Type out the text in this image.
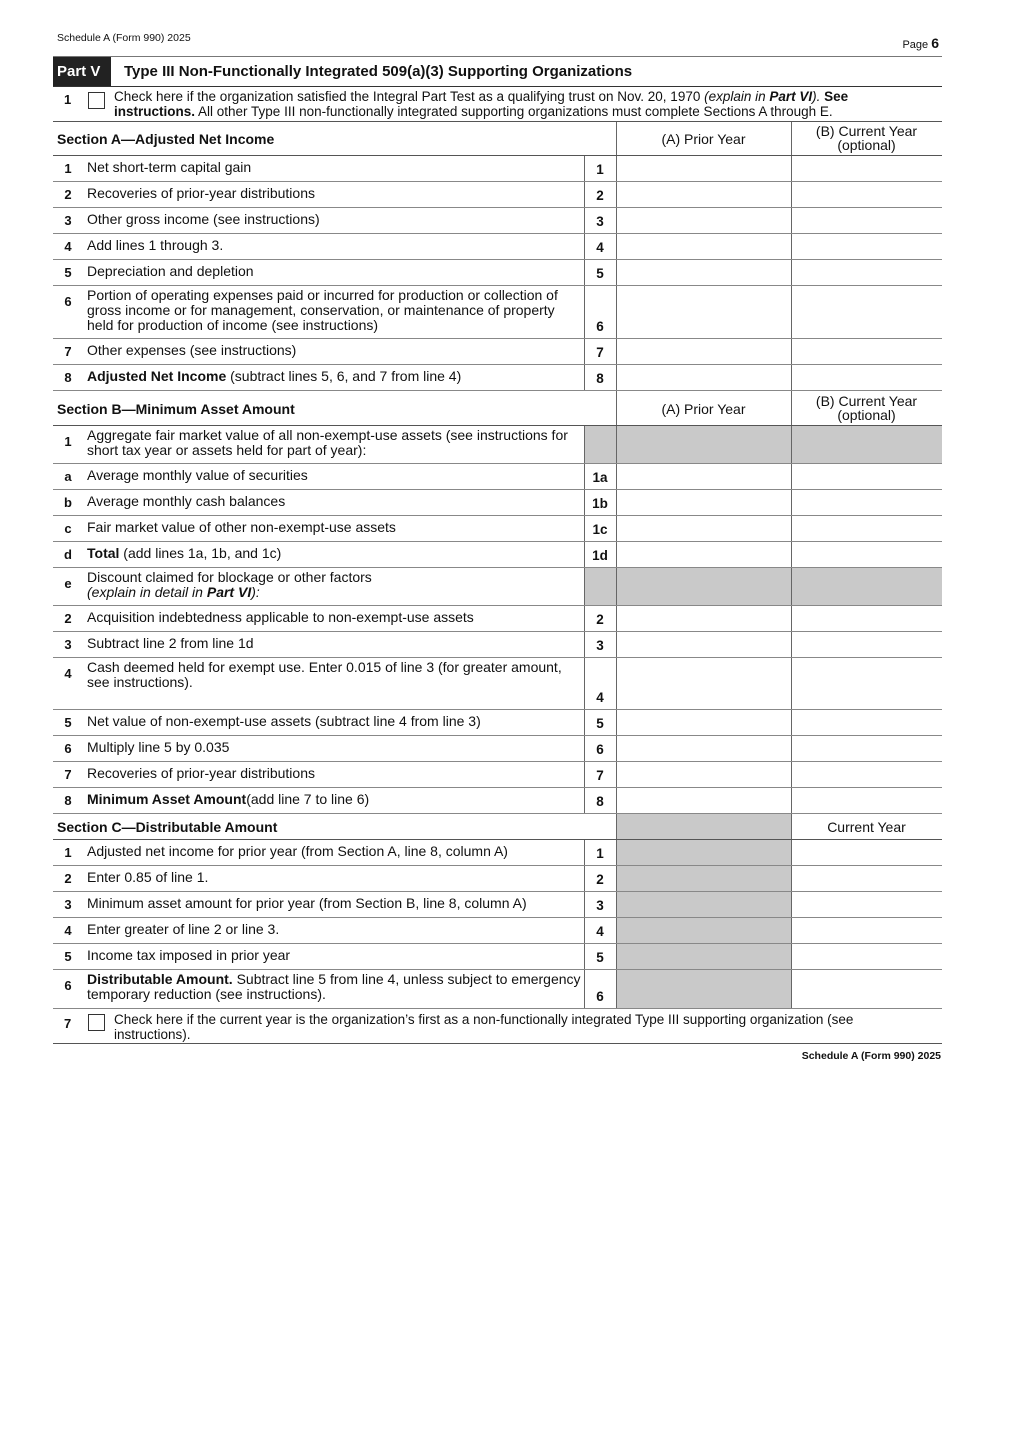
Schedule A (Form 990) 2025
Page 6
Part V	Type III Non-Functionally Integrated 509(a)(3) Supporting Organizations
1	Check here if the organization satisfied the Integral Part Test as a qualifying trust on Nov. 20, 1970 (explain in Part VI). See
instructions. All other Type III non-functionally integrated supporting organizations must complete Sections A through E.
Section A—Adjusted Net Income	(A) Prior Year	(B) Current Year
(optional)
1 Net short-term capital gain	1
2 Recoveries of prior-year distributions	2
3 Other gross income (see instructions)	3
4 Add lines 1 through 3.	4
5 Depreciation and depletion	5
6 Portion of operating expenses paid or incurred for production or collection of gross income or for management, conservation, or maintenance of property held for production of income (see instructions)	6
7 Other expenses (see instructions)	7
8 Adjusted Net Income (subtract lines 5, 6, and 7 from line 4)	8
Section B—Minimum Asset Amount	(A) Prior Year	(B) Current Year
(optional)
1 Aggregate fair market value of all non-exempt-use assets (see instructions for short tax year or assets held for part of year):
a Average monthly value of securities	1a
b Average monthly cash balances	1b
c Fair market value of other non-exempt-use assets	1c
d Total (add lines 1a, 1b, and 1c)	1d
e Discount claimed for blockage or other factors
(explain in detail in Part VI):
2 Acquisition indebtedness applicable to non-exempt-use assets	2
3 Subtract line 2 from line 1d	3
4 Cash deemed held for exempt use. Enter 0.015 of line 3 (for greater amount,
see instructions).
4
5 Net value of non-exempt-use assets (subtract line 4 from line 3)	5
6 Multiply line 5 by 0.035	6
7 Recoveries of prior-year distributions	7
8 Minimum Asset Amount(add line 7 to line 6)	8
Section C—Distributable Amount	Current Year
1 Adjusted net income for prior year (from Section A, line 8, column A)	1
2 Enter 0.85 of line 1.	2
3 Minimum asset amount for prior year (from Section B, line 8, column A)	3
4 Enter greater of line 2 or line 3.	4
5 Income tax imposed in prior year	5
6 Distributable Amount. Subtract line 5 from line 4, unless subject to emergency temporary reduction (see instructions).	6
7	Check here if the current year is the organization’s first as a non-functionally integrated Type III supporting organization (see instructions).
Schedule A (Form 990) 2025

■ ■ ■ ■ ■

## What you should do
Pick out the lines above that hold the string "assets" and show them.

## The reply
1 Aggregate fair market value of all non-exempt-use assets (see instructions for short tax year or assets held for part of year):
c Fair market value of other non-exempt-use assets	1c
2 Acquisition indebtedness applicable to non-exempt-use assets	2
5 Net value of non-exempt-use assets (subtract line 4 from line 3)	5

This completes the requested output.